Recorded data
>> Start

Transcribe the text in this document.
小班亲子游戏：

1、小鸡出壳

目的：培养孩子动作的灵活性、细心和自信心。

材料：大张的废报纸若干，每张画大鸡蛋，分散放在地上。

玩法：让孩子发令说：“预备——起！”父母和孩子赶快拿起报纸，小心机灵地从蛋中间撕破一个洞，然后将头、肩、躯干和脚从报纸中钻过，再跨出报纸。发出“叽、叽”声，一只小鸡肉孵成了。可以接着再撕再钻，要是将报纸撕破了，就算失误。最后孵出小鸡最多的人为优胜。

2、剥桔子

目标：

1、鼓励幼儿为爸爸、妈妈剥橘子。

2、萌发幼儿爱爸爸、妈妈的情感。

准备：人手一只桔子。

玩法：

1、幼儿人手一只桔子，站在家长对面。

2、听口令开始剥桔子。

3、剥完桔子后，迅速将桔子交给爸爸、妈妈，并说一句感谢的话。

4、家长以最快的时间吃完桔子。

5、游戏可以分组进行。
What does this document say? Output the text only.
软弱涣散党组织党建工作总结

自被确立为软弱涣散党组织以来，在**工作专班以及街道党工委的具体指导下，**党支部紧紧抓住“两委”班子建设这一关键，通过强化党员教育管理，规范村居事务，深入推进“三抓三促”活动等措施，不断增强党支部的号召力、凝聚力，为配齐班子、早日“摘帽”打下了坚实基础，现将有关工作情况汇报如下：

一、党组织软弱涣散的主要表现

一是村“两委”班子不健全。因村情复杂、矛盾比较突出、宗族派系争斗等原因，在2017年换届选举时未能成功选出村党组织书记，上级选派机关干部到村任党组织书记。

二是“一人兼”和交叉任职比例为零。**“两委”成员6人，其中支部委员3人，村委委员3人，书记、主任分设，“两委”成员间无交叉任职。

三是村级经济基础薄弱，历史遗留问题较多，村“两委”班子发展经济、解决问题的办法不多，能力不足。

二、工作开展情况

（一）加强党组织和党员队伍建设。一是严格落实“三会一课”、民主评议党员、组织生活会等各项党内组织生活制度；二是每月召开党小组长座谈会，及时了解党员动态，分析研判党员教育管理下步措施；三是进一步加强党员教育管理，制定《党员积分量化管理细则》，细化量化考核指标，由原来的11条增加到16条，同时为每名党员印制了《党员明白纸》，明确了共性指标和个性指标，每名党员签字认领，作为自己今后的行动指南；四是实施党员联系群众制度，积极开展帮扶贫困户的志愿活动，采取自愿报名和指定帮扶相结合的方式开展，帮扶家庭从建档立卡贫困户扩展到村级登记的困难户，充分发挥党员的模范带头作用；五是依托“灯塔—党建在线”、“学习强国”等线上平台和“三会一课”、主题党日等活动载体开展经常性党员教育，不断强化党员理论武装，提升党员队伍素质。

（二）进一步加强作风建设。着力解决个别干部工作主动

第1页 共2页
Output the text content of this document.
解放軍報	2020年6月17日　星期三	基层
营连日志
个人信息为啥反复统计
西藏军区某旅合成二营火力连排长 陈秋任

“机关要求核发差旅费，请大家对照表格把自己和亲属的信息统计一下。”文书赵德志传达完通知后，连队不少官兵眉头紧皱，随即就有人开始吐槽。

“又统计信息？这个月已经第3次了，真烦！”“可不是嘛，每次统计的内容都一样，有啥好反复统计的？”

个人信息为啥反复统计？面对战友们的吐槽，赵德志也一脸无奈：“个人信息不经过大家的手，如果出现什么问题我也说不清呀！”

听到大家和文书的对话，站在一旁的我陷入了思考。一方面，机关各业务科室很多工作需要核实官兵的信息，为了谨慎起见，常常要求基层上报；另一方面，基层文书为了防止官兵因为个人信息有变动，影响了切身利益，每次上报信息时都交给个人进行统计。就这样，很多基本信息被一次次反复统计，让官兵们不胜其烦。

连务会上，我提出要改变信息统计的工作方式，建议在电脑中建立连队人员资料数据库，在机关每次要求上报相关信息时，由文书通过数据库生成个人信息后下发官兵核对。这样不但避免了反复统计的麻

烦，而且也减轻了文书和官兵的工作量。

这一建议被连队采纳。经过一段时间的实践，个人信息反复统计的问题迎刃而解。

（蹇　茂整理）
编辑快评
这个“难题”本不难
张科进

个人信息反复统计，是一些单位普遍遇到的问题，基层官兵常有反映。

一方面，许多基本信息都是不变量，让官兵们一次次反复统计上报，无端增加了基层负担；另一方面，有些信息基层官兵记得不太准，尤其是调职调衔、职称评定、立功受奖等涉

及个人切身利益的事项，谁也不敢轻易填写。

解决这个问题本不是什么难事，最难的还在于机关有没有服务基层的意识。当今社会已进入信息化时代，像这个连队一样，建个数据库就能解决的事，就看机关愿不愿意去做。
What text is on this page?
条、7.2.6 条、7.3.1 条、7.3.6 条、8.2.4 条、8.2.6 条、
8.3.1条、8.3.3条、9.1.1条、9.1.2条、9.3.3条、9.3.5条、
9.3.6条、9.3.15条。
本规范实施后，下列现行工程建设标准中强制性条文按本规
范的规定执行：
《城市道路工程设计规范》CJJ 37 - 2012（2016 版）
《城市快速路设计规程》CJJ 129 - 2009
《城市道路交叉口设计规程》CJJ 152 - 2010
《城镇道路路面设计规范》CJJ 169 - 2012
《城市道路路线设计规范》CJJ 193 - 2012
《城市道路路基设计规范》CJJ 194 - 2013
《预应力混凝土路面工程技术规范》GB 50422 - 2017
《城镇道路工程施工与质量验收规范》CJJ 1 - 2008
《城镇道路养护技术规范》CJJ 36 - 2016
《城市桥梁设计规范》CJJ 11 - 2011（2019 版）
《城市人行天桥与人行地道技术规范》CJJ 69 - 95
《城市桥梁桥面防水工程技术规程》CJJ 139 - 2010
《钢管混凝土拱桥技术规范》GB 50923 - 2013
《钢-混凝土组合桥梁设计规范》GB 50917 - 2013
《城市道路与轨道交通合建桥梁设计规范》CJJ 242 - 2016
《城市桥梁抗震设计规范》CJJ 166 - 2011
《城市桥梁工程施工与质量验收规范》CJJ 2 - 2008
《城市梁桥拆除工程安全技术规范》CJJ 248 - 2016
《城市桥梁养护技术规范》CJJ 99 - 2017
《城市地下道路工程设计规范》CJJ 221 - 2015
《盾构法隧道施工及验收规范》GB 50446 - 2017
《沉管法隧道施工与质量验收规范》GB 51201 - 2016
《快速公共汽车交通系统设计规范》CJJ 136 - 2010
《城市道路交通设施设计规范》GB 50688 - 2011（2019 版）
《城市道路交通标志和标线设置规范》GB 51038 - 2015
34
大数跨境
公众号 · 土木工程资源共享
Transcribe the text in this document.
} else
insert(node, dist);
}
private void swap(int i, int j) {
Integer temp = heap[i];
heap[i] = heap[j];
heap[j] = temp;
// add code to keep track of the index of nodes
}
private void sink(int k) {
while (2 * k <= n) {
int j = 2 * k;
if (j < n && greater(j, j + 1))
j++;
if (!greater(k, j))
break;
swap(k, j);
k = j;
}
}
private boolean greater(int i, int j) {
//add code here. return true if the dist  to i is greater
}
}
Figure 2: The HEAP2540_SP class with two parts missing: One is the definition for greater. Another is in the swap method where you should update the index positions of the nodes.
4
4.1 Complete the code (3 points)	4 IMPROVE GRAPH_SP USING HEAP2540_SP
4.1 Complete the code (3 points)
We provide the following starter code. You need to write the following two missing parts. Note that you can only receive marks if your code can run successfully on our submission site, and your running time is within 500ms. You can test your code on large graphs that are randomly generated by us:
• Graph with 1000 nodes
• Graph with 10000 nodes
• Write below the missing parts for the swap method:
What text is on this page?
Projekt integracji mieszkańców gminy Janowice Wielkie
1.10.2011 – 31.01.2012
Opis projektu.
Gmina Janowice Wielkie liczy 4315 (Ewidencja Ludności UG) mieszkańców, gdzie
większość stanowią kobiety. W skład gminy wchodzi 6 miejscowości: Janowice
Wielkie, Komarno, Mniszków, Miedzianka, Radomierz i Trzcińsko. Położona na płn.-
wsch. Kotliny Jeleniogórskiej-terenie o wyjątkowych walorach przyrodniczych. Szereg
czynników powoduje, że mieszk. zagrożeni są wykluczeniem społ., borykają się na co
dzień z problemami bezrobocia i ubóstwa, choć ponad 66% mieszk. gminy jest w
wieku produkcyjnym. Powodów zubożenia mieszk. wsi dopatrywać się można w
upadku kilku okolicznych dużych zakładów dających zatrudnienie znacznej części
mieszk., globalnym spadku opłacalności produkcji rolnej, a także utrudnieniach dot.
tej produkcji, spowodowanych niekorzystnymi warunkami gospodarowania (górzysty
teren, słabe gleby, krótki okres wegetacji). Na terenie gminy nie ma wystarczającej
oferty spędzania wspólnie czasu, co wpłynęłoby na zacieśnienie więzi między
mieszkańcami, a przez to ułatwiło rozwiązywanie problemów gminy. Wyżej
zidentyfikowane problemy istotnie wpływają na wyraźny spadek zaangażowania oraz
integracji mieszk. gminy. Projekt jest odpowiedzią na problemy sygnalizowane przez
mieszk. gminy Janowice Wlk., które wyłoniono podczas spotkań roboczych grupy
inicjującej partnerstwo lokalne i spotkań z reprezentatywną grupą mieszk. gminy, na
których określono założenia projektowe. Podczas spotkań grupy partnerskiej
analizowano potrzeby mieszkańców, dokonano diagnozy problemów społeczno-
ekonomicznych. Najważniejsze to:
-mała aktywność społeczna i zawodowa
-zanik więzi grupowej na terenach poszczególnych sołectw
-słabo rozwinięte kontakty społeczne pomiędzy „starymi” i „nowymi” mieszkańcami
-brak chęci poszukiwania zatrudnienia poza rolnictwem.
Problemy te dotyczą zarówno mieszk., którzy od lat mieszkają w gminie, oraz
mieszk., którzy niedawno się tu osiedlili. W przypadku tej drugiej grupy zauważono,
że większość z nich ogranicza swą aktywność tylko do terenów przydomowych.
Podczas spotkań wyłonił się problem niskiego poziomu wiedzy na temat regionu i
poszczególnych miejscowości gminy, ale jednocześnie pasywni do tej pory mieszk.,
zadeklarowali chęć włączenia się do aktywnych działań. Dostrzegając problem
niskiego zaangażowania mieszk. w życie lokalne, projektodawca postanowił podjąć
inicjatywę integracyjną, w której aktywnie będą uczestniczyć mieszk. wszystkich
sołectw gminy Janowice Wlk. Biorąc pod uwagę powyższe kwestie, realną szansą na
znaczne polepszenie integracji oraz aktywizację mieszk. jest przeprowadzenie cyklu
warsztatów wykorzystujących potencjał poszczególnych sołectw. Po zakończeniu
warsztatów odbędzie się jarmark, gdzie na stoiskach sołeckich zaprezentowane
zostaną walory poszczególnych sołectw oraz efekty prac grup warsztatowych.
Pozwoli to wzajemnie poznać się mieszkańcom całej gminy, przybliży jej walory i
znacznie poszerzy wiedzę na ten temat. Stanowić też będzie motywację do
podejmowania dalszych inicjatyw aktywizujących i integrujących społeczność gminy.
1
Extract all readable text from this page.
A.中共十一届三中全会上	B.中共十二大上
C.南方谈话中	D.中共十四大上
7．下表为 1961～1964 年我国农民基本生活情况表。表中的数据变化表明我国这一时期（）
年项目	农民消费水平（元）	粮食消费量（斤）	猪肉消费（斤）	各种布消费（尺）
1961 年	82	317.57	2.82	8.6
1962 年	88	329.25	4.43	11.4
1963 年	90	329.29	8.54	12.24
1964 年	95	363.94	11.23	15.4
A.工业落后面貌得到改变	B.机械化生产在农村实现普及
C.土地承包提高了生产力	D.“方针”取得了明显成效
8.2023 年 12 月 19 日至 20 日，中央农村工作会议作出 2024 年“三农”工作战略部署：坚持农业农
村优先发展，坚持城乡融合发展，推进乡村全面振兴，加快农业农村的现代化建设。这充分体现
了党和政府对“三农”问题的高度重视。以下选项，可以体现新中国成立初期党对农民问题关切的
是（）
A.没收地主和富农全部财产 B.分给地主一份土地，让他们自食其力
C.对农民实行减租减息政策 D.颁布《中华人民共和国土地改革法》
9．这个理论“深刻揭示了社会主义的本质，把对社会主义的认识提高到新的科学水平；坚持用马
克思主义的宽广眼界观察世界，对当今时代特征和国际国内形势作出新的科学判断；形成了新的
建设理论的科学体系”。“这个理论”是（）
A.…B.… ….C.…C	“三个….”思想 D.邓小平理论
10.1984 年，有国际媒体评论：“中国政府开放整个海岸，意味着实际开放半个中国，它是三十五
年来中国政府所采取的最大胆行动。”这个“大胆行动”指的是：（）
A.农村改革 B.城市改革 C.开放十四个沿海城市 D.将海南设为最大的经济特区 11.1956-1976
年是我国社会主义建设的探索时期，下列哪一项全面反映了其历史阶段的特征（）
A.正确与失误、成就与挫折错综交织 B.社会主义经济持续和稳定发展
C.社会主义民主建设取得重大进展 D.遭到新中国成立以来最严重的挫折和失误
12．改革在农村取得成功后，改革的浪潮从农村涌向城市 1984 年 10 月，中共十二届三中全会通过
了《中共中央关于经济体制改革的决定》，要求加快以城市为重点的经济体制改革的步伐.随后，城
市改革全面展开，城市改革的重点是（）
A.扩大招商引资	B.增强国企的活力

>> End

[Written task] Pull out all lines in the data above that include "points".

[Task result]
4.1 Complete the code (3 points)	4 IMPROVE GRAPH_SP USING HEAP2540_SP
4.1 Complete the code (3 points)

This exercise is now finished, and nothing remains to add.